Start of Given passage

In America, we debate our wars not just with heated speeches but also with dueling banjos. After the attacks of September 11, 2001, the radio dial seemed to lurch between the children of Woodstock and the heirs of the Grand Ole Opry. Besides visiting the expected themes of war and peace, post-9/11 popular music plucked at an issue we are now revisiting a decade later: whether television networks ought to broadcast the fiery images of the collapsing Twin Towers.
"You took all the footage off my TV, said it's too disturbing for you and me," country musician Darryl Worley sang. "It'll just breed anger, that's what the experts say; / if it was up to me I'd show it every day. / Some say this country's just out lookin' for a fight; / well after 9/11 man, I'd have to say that's right."
Down the radio dial, pop guitarist John Mayer sang about waiting for a world where neighbors were home from war, where "they would have never missed a Christmas, no more ribbons on their door." Like the hawks in the cowboy hats, Mayer blamed broadcast imagery: "When you trust your television, what you get is what you got, / 'cause when they own the information, oh they can bend it all they want."
On the 10th anniversary of the September 11 attacks, we see a revival of the debates over whether news programs should show footage from that day. Some argue that to do so is needlessly traumatizing and inflammatory, and will provoke vengeance and a sense of cowboy justice. Others respond that to censor the footage is to deny reality, a politically correct avoidance of the truth that we live in a dangerous world, where enemies wish to see us buried beneath the rubble of our national monuments.

End of Given passage
Start of Provided data

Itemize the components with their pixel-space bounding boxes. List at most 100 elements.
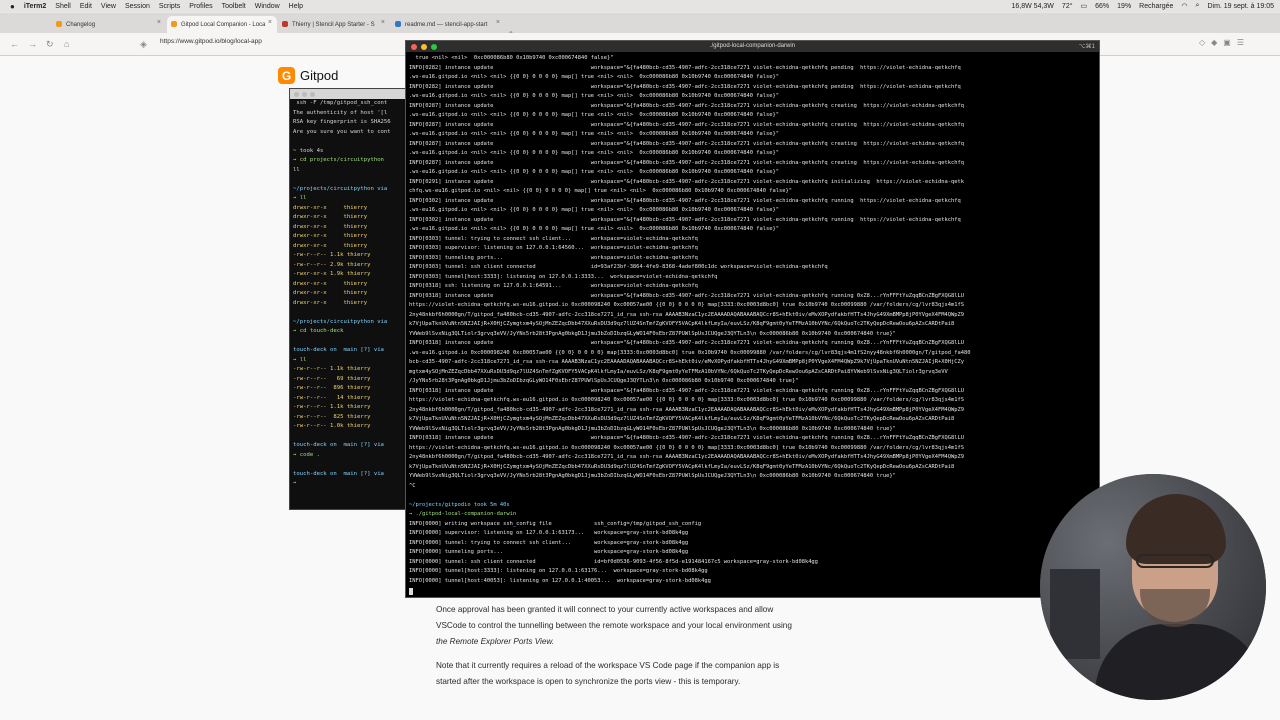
menu-bar: ● iTerm2 Shell Edit View Session Scripts…: [0, 0, 1280, 12]
terminal-line: .ws-eu16.gitpod.io <nil> <nil> {{0 0} 0 …: [409, 74, 779, 80]
terminal-line: touch-deck on main [?] via: [293, 347, 384, 353]
terminal-line: .ws-eu16.gitpod.io <nil> <nil> {{0 0} 0 …: [409, 226, 779, 232]
background-terminal-window[interactable]: ssh -F /tmp/gitpod_ssh_cont The authentic…: [289, 88, 416, 510]
menu-window[interactable]: Window: [255, 3, 280, 10]
menu-toolbelt[interactable]: Toolbelt: [222, 3, 246, 10]
browser-tab-bar: Changelog × Gitpod Local Companion - Loc…: [0, 13, 1280, 40]
zoom-dot-icon[interactable]: [310, 91, 315, 97]
temperature-readout[interactable]: 72°: [1062, 3, 1073, 10]
gitpod-favicon-icon: [171, 21, 177, 27]
terminal-line: /JyYNs5rb28t3PgnAg0bkgD1Jjmu3bZoDIbzqGLy…: [409, 378, 799, 384]
charging-status[interactable]: Rechargée: [1139, 3, 1173, 10]
terminal-line: YVWeb9lSvxNig3QLTiolr3grvq3eVV/JyYNs5rb2…: [409, 425, 896, 432]
tab-gitpod-local-companion[interactable]: Gitpod Local Companion - Loca ×: [167, 16, 277, 33]
menu-scripts[interactable]: Scripts: [159, 3, 180, 10]
gitpod-favicon-icon: [56, 21, 62, 27]
shield-icon[interactable]: ◈: [140, 39, 147, 50]
terminal-line: INFO[0000] tunnel: ssh client connected …: [409, 558, 818, 565]
terminal-line: -rwxr-xr-x 1.9k thierry: [293, 271, 371, 277]
terminal-line: -rw-r--r-- 896 thierry: [293, 385, 371, 391]
terminal-line: INFO[0000] tunneling ports... workspace=…: [409, 549, 689, 555]
menu-help[interactable]: Help: [289, 3, 303, 10]
status-area: 16,8W 54,3W 72° ▭ 66% 19% Rechargée ◠ ⌕ …: [1012, 0, 1275, 12]
terminal-line: INFO[0318] instance update workspace="&{…: [409, 435, 964, 441]
minimize-dot-icon[interactable]: [302, 91, 307, 97]
terminal-line: 2ny48nkbf6h0000gn/T/gitpod_fa480bcb-cd35…: [409, 311, 964, 318]
reload-icon[interactable]: ↻: [46, 39, 54, 50]
terminal-line: k7VjUpaTknUVuNtn5NZJAIjR+X0HjCZymgtxm4yS…: [409, 416, 955, 422]
wifi-icon[interactable]: ◠: [1181, 2, 1187, 10]
terminal-line: -rw-r--r-- 1.1k thierry: [293, 252, 371, 258]
terminal-line: drwxr-xr-x thierry: [293, 214, 368, 220]
terminal-line: INFO[0318] instance update workspace="&{…: [409, 340, 964, 346]
forward-icon[interactable]: →: [28, 39, 37, 49]
terminal-line: INFO[0282] instance update workspace="&{…: [409, 64, 961, 71]
clock[interactable]: Dim. 19 sept. à 19:05: [1207, 3, 1274, 10]
terminal-title-bar[interactable]: ./gitpod-local-companion-darwin ⌥⌘1: [406, 41, 1099, 52]
battery-percent[interactable]: 66%: [1095, 3, 1109, 10]
gitpod-logo-icon: G: [278, 67, 295, 84]
paragraph-line: Once approval has been granted it will c…: [436, 605, 774, 614]
terminal-line: .ws-eu16.gitpod.io <nil> <nil> {{0 0} 0 …: [409, 169, 779, 175]
terminal-line: -rw-r--r-- 1.0k thierry: [293, 423, 371, 429]
apple-menu-icon[interactable]: ●: [10, 2, 15, 11]
menu-profiles[interactable]: Profiles: [189, 3, 212, 10]
tab-changelog[interactable]: Changelog ×: [52, 16, 166, 33]
menu-session[interactable]: Session: [125, 3, 150, 10]
terminal-line: Are you sure you want to cont: [293, 128, 391, 135]
battery-icon[interactable]: ▭: [1081, 2, 1088, 10]
terminal-line: https://violet-echidna-qetkchfq.ws-eu16.…: [409, 397, 964, 403]
terminal-title-bar[interactable]: [290, 89, 415, 99]
terminal-line: RSA key fingerprint is SHA256: [293, 119, 391, 125]
terminal-line: ll: [293, 166, 300, 173]
terminal-line: INFO[0287] instance update workspace="&{…: [409, 159, 964, 166]
menu-app-name[interactable]: iTerm2: [24, 3, 46, 10]
tab-label: Changelog: [66, 21, 96, 28]
terminal-output: ssh -F /tmp/gitpod_ssh_cont The authentic…: [290, 99, 415, 489]
terminal-line: INFO[0000] tunnel[host:40053]: listening…: [409, 577, 711, 584]
back-icon[interactable]: ←: [10, 39, 19, 49]
terminal-line: drwxr-xr-x thierry: [293, 233, 368, 239]
close-icon[interactable]: ×: [157, 19, 161, 26]
terminal-line: INFO[0303] tunnel: trying to connect ssh…: [409, 235, 698, 242]
vscode-favicon-icon: [395, 21, 401, 27]
terminal-line: 2ny48nkbf6h0000gn/T/gitpod_fa480bcb-cd35…: [409, 406, 964, 413]
gitpod-logo[interactable]: G Gitpod: [278, 67, 338, 84]
address-bar[interactable]: https://www.gitpod.io/blog/local-app: [160, 38, 262, 45]
tab-stencil-app-starter[interactable]: Thierry | Stencil App Starter - S ×: [278, 16, 390, 33]
terminal-line: ssh -F /tmp/gitpod_ssh_cont: [293, 100, 388, 106]
disk-percent[interactable]: 19%: [1117, 3, 1131, 10]
presenter-glasses: [1136, 554, 1214, 568]
menu-view[interactable]: View: [101, 3, 116, 10]
terminal-line: INFO[0302] instance update workspace="&{…: [409, 216, 961, 223]
paragraph-line: VSCode to control the tunnelling between…: [436, 621, 792, 630]
terminal-line: -rw-r--r-- 1.1k thierry: [293, 366, 371, 372]
close-icon[interactable]: ×: [496, 19, 500, 26]
heart-favicon-icon: [282, 21, 288, 27]
power-readout[interactable]: 16,8W 54,3W: [1012, 3, 1054, 10]
close-icon[interactable]: ×: [268, 19, 272, 26]
terminal-line: -rw-r--r-- 1.1k thierry: [293, 404, 371, 410]
terminal-line: -rw-r--r-- 2.9k thierry: [293, 261, 371, 268]
terminal-line: → code .: [293, 451, 320, 458]
terminal-line: ^C: [409, 482, 416, 489]
terminal-window[interactable]: ./gitpod-local-companion-darwin ⌥⌘1 true…: [405, 40, 1100, 598]
terminal-line: INFO[0000] supervisor: listening on 127.…: [409, 530, 689, 536]
search-icon[interactable]: ⌕: [1196, 2, 1200, 10]
home-icon[interactable]: ⌂: [64, 39, 69, 49]
terminal-line: .ws-eu16.gitpod.io 0xc000098240 0xc00057…: [409, 349, 971, 356]
extension-icons[interactable]: ◇◆▣☰: [1199, 38, 1250, 47]
close-dot-icon[interactable]: [294, 91, 299, 97]
terminal-line: INFO[0000] writing workspace ssh_config …: [409, 520, 702, 527]
tab-label: readme.md — stencil-app-start: [405, 21, 488, 28]
tab-readme[interactable]: readme.md — stencil-app-start ×: [391, 16, 505, 33]
close-icon[interactable]: ×: [381, 19, 385, 26]
menu-shell[interactable]: Shell: [55, 3, 71, 10]
terminal-line: drwxr-xr-x thierry: [293, 242, 368, 249]
menu-edit[interactable]: Edit: [80, 3, 92, 10]
paragraph-approval: Once approval has been granted it will c…: [436, 602, 836, 650]
terminal-line: drwxr-xr-x thierry: [293, 204, 368, 211]
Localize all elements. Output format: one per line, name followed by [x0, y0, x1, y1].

End of Provided data

Exercise tasks:
[1] For the passage on post-9/11 popular music, decide whether each statement agrees with it: (a) Darryl Worley is identified as a country musician; (b) the text places the revived debate over the footage at the 20th anniversary of the attacks; (c) John Mayer is identified as a country guitarist. Answer yes or no for each and quote the deciding words of the passage.
[2] Carry on the passage on post-9/11 popular music from the point where it stops.

Exercise answers:
[1]
(a) Yes: "country musician Darryl Worley sang."
(b) No: "On the 10th anniversary of the September 11 attacks, we see a revival of the debates over whether news programs should show footage from that day."
(c) No: "pop guitarist John Mayer sang"

[2]
The controversy won't be resolved before this anniversary. It likely won't be resolved before the 20th or 200th, because the questions are older and more persistent than the current issue. They hit at the nub of what it means to be human in the face of inhumanity.
But the controversy is worth carefully listening to as we Christians think about our own witness and mission. After all, though we often forget, the Christian story is awfully traumatic, too.
It's easy to roll our eyes at what some would call prissy, coddling, and hyper-scrupulous types who want to keep the September 11 images off the public airwaves. But most of us sense the need to balance horror and denial. Few Americans want a 4-year-old to see a close-up image of a man, aflame with jet fuel, leaping a hundred stories to his death. And most of us would affirm the keen difference between taking a child to a loved one's funeral and taking her on a tour of an autopsy room.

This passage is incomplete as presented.